• SET PROBLEM: Set the listing down unchanged, minus every embedded image.

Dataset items
|---|
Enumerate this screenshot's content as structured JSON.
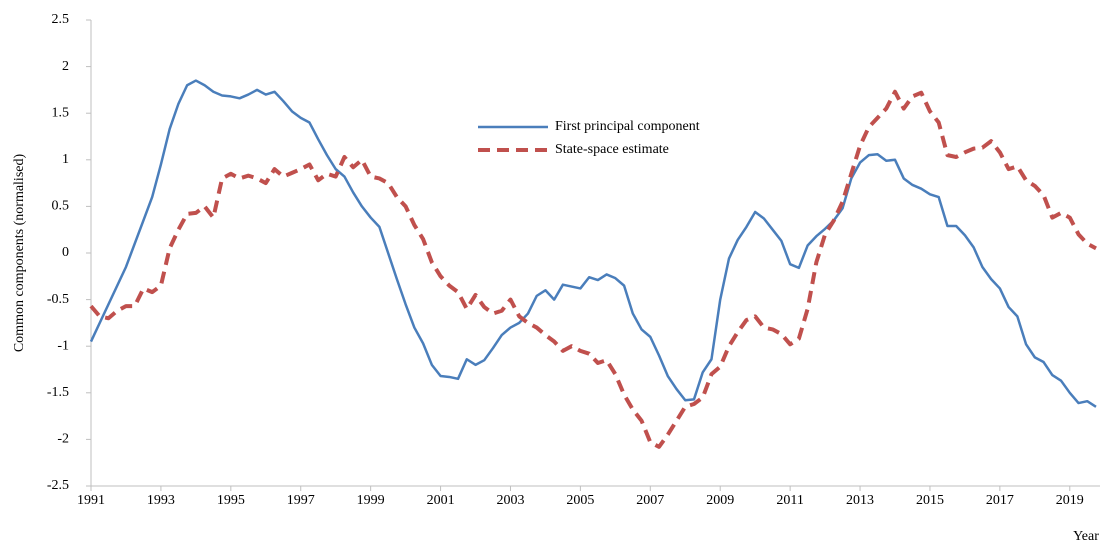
{
  "chart_data": {
    "type": "line",
    "y_label": "Common components (normalised)",
    "x_label": "Year",
    "xlim": [
      1991,
      2019.75
    ],
    "xticks": [
      1991,
      1993,
      1995,
      1997,
      1999,
      2001,
      2003,
      2005,
      2007,
      2009,
      2011,
      2013,
      2015,
      2017,
      2019
    ],
    "ylim": [
      -2.5,
      2.5
    ],
    "yticks": [
      -2.5,
      -2,
      -1.5,
      -1,
      -0.5,
      0,
      0.5,
      1,
      1.5,
      2,
      2.5
    ],
    "grid": false,
    "legend": "top center",
    "x": [
      1991,
      1991.25,
      1991.5,
      1991.75,
      1992,
      1992.25,
      1992.5,
      1992.75,
      1993,
      1993.25,
      1993.5,
      1993.75,
      1994,
      1994.25,
      1994.5,
      1994.75,
      1995,
      1995.25,
      1995.5,
      1995.75,
      1996,
      1996.25,
      1996.5,
      1996.75,
      1997,
      1997.25,
      1997.5,
      1997.75,
      1998,
      1998.25,
      1998.5,
      1998.75,
      1999,
      1999.25,
      1999.5,
      1999.75,
      2000,
      2000.25,
      2000.5,
      2000.75,
      2001,
      2001.25,
      2001.5,
      2001.75,
      2002,
      2002.25,
      2002.5,
      2002.75,
      2003,
      2003.25,
      2003.5,
      2003.75,
      2004,
      2004.25,
      2004.5,
      2004.75,
      2005,
      2005.25,
      2005.5,
      2005.75,
      2006,
      2006.25,
      2006.5,
      2006.75,
      2007,
      2007.25,
      2007.5,
      2007.75,
      2008,
      2008.25,
      2008.5,
      2008.75,
      2009,
      2009.25,
      2009.5,
      2009.75,
      2010,
      2010.25,
      2010.5,
      2010.75,
      2011,
      2011.25,
      2011.5,
      2011.75,
      2012,
      2012.25,
      2012.5,
      2012.75,
      2013,
      2013.25,
      2013.5,
      2013.75,
      2014,
      2014.25,
      2014.5,
      2014.75,
      2015,
      2015.25,
      2015.5,
      2015.75,
      2016,
      2016.25,
      2016.5,
      2016.75,
      2017,
      2017.25,
      2017.5,
      2017.75,
      2018,
      2018.25,
      2018.5,
      2018.75,
      2019,
      2019.25,
      2019.5,
      2019.75
    ],
    "series": [
      {
        "name": "First principal component",
        "color": "#4a7ebb",
        "dashed": false,
        "values": [
          -0.95,
          -0.75,
          -0.55,
          -0.35,
          -0.15,
          0.1,
          0.35,
          0.6,
          0.95,
          1.33,
          1.6,
          1.8,
          1.85,
          1.8,
          1.73,
          1.69,
          1.68,
          1.66,
          1.7,
          1.75,
          1.7,
          1.73,
          1.63,
          1.52,
          1.45,
          1.4,
          1.22,
          1.05,
          0.9,
          0.82,
          0.65,
          0.5,
          0.38,
          0.28,
          0,
          -0.28,
          -0.55,
          -0.8,
          -0.97,
          -1.2,
          -1.32,
          -1.33,
          -1.35,
          -1.14,
          -1.2,
          -1.15,
          -1.02,
          -0.88,
          -0.8,
          -0.75,
          -0.65,
          -0.46,
          -0.4,
          -0.5,
          -0.34,
          -0.36,
          -0.38,
          -0.26,
          -0.29,
          -0.23,
          -0.27,
          -0.35,
          -0.65,
          -0.82,
          -0.9,
          -1.1,
          -1.32,
          -1.46,
          -1.58,
          -1.57,
          -1.28,
          -1.14,
          -0.5,
          -0.06,
          0.14,
          0.28,
          0.44,
          0.37,
          0.25,
          0.13,
          -0.12,
          -0.16,
          0.08,
          0.18,
          0.26,
          0.35,
          0.48,
          0.8,
          0.97,
          1.05,
          1.06,
          0.99,
          1,
          0.8,
          0.73,
          0.69,
          0.63,
          0.6,
          0.29,
          0.29,
          0.19,
          0.06,
          -0.15,
          -0.28,
          -0.38,
          -0.58,
          -0.68,
          -0.98,
          -1.12,
          -1.17,
          -1.31,
          -1.37,
          -1.5,
          -1.61,
          -1.59,
          -1.65
        ]
      },
      {
        "name": "State-space estimate",
        "color": "#c0504d",
        "dashed": true,
        "values": [
          -0.57,
          -0.68,
          -0.7,
          -0.62,
          -0.57,
          -0.57,
          -0.38,
          -0.42,
          -0.35,
          0.05,
          0.25,
          0.42,
          0.43,
          0.5,
          0.38,
          0.8,
          0.85,
          0.8,
          0.83,
          0.8,
          0.75,
          0.9,
          0.82,
          0.86,
          0.9,
          0.95,
          0.78,
          0.85,
          0.82,
          1.03,
          0.92,
          1,
          0.82,
          0.8,
          0.75,
          0.6,
          0.5,
          0.3,
          0.15,
          -0.1,
          -0.25,
          -0.35,
          -0.42,
          -0.6,
          -0.45,
          -0.58,
          -0.65,
          -0.62,
          -0.5,
          -0.68,
          -0.75,
          -0.8,
          -0.88,
          -0.95,
          -1.05,
          -1,
          -1.05,
          -1.08,
          -1.18,
          -1.15,
          -1.3,
          -1.52,
          -1.68,
          -1.8,
          -2.03,
          -2.08,
          -1.95,
          -1.8,
          -1.65,
          -1.62,
          -1.55,
          -1.3,
          -1.22,
          -1,
          -0.85,
          -0.72,
          -0.68,
          -0.8,
          -0.82,
          -0.87,
          -0.98,
          -0.92,
          -0.6,
          -0.1,
          0.2,
          0.35,
          0.55,
          0.85,
          1.15,
          1.35,
          1.45,
          1.55,
          1.73,
          1.55,
          1.68,
          1.72,
          1.52,
          1.4,
          1.05,
          1.03,
          1.08,
          1.12,
          1.13,
          1.2,
          1.08,
          0.9,
          0.93,
          0.78,
          0.72,
          0.62,
          0.38,
          0.43,
          0.38,
          0.2,
          0.1,
          0.05
        ]
      }
    ]
  }
}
|---|
• REPLY:
Enumerate this screenshot's content as structured JSON.
{
  "chart_data": {
    "type": "line",
    "y_label": "Common components (normalised)",
    "x_label": "Year",
    "xlim": [
      1991,
      2019.75
    ],
    "xticks": [
      1991,
      1993,
      1995,
      1997,
      1999,
      2001,
      2003,
      2005,
      2007,
      2009,
      2011,
      2013,
      2015,
      2017,
      2019
    ],
    "ylim": [
      -2.5,
      2.5
    ],
    "yticks": [
      -2.5,
      -2,
      -1.5,
      -1,
      -0.5,
      0,
      0.5,
      1,
      1.5,
      2,
      2.5
    ],
    "grid": false,
    "legend": "top center",
    "x": [
      1991,
      1991.25,
      1991.5,
      1991.75,
      1992,
      1992.25,
      1992.5,
      1992.75,
      1993,
      1993.25,
      1993.5,
      1993.75,
      1994,
      1994.25,
      1994.5,
      1994.75,
      1995,
      1995.25,
      1995.5,
      1995.75,
      1996,
      1996.25,
      1996.5,
      1996.75,
      1997,
      1997.25,
      1997.5,
      1997.75,
      1998,
      1998.25,
      1998.5,
      1998.75,
      1999,
      1999.25,
      1999.5,
      1999.75,
      2000,
      2000.25,
      2000.5,
      2000.75,
      2001,
      2001.25,
      2001.5,
      2001.75,
      2002,
      2002.25,
      2002.5,
      2002.75,
      2003,
      2003.25,
      2003.5,
      2003.75,
      2004,
      2004.25,
      2004.5,
      2004.75,
      2005,
      2005.25,
      2005.5,
      2005.75,
      2006,
      2006.25,
      2006.5,
      2006.75,
      2007,
      2007.25,
      2007.5,
      2007.75,
      2008,
      2008.25,
      2008.5,
      2008.75,
      2009,
      2009.25,
      2009.5,
      2009.75,
      2010,
      2010.25,
      2010.5,
      2010.75,
      2011,
      2011.25,
      2011.5,
      2011.75,
      2012,
      2012.25,
      2012.5,
      2012.75,
      2013,
      2013.25,
      2013.5,
      2013.75,
      2014,
      2014.25,
      2014.5,
      2014.75,
      2015,
      2015.25,
      2015.5,
      2015.75,
      2016,
      2016.25,
      2016.5,
      2016.75,
      2017,
      2017.25,
      2017.5,
      2017.75,
      2018,
      2018.25,
      2018.5,
      2018.75,
      2019,
      2019.25,
      2019.5,
      2019.75
    ],
    "series": [
      {
        "name": "First principal component",
        "color": "#4a7ebb",
        "dashed": false,
        "values": [
          -0.95,
          -0.75,
          -0.55,
          -0.35,
          -0.15,
          0.1,
          0.35,
          0.6,
          0.95,
          1.33,
          1.6,
          1.8,
          1.85,
          1.8,
          1.73,
          1.69,
          1.68,
          1.66,
          1.7,
          1.75,
          1.7,
          1.73,
          1.63,
          1.52,
          1.45,
          1.4,
          1.22,
          1.05,
          0.9,
          0.82,
          0.65,
          0.5,
          0.38,
          0.28,
          0,
          -0.28,
          -0.55,
          -0.8,
          -0.97,
          -1.2,
          -1.32,
          -1.33,
          -1.35,
          -1.14,
          -1.2,
          -1.15,
          -1.02,
          -0.88,
          -0.8,
          -0.75,
          -0.65,
          -0.46,
          -0.4,
          -0.5,
          -0.34,
          -0.36,
          -0.38,
          -0.26,
          -0.29,
          -0.23,
          -0.27,
          -0.35,
          -0.65,
          -0.82,
          -0.9,
          -1.1,
          -1.32,
          -1.46,
          -1.58,
          -1.57,
          -1.28,
          -1.14,
          -0.5,
          -0.06,
          0.14,
          0.28,
          0.44,
          0.37,
          0.25,
          0.13,
          -0.12,
          -0.16,
          0.08,
          0.18,
          0.26,
          0.35,
          0.48,
          0.8,
          0.97,
          1.05,
          1.06,
          0.99,
          1,
          0.8,
          0.73,
          0.69,
          0.63,
          0.6,
          0.29,
          0.29,
          0.19,
          0.06,
          -0.15,
          -0.28,
          -0.38,
          -0.58,
          -0.68,
          -0.98,
          -1.12,
          -1.17,
          -1.31,
          -1.37,
          -1.5,
          -1.61,
          -1.59,
          -1.65
        ]
      },
      {
        "name": "State-space estimate",
        "color": "#c0504d",
        "dashed": true,
        "values": [
          -0.57,
          -0.68,
          -0.7,
          -0.62,
          -0.57,
          -0.57,
          -0.38,
          -0.42,
          -0.35,
          0.05,
          0.25,
          0.42,
          0.43,
          0.5,
          0.38,
          0.8,
          0.85,
          0.8,
          0.83,
          0.8,
          0.75,
          0.9,
          0.82,
          0.86,
          0.9,
          0.95,
          0.78,
          0.85,
          0.82,
          1.03,
          0.92,
          1,
          0.82,
          0.8,
          0.75,
          0.6,
          0.5,
          0.3,
          0.15,
          -0.1,
          -0.25,
          -0.35,
          -0.42,
          -0.6,
          -0.45,
          -0.58,
          -0.65,
          -0.62,
          -0.5,
          -0.68,
          -0.75,
          -0.8,
          -0.88,
          -0.95,
          -1.05,
          -1,
          -1.05,
          -1.08,
          -1.18,
          -1.15,
          -1.3,
          -1.52,
          -1.68,
          -1.8,
          -2.03,
          -2.08,
          -1.95,
          -1.8,
          -1.65,
          -1.62,
          -1.55,
          -1.3,
          -1.22,
          -1,
          -0.85,
          -0.72,
          -0.68,
          -0.8,
          -0.82,
          -0.87,
          -0.98,
          -0.92,
          -0.6,
          -0.1,
          0.2,
          0.35,
          0.55,
          0.85,
          1.15,
          1.35,
          1.45,
          1.55,
          1.73,
          1.55,
          1.68,
          1.72,
          1.52,
          1.4,
          1.05,
          1.03,
          1.08,
          1.12,
          1.13,
          1.2,
          1.08,
          0.9,
          0.93,
          0.78,
          0.72,
          0.62,
          0.38,
          0.43,
          0.38,
          0.2,
          0.1,
          0.05
        ]
      }
    ]
  }
}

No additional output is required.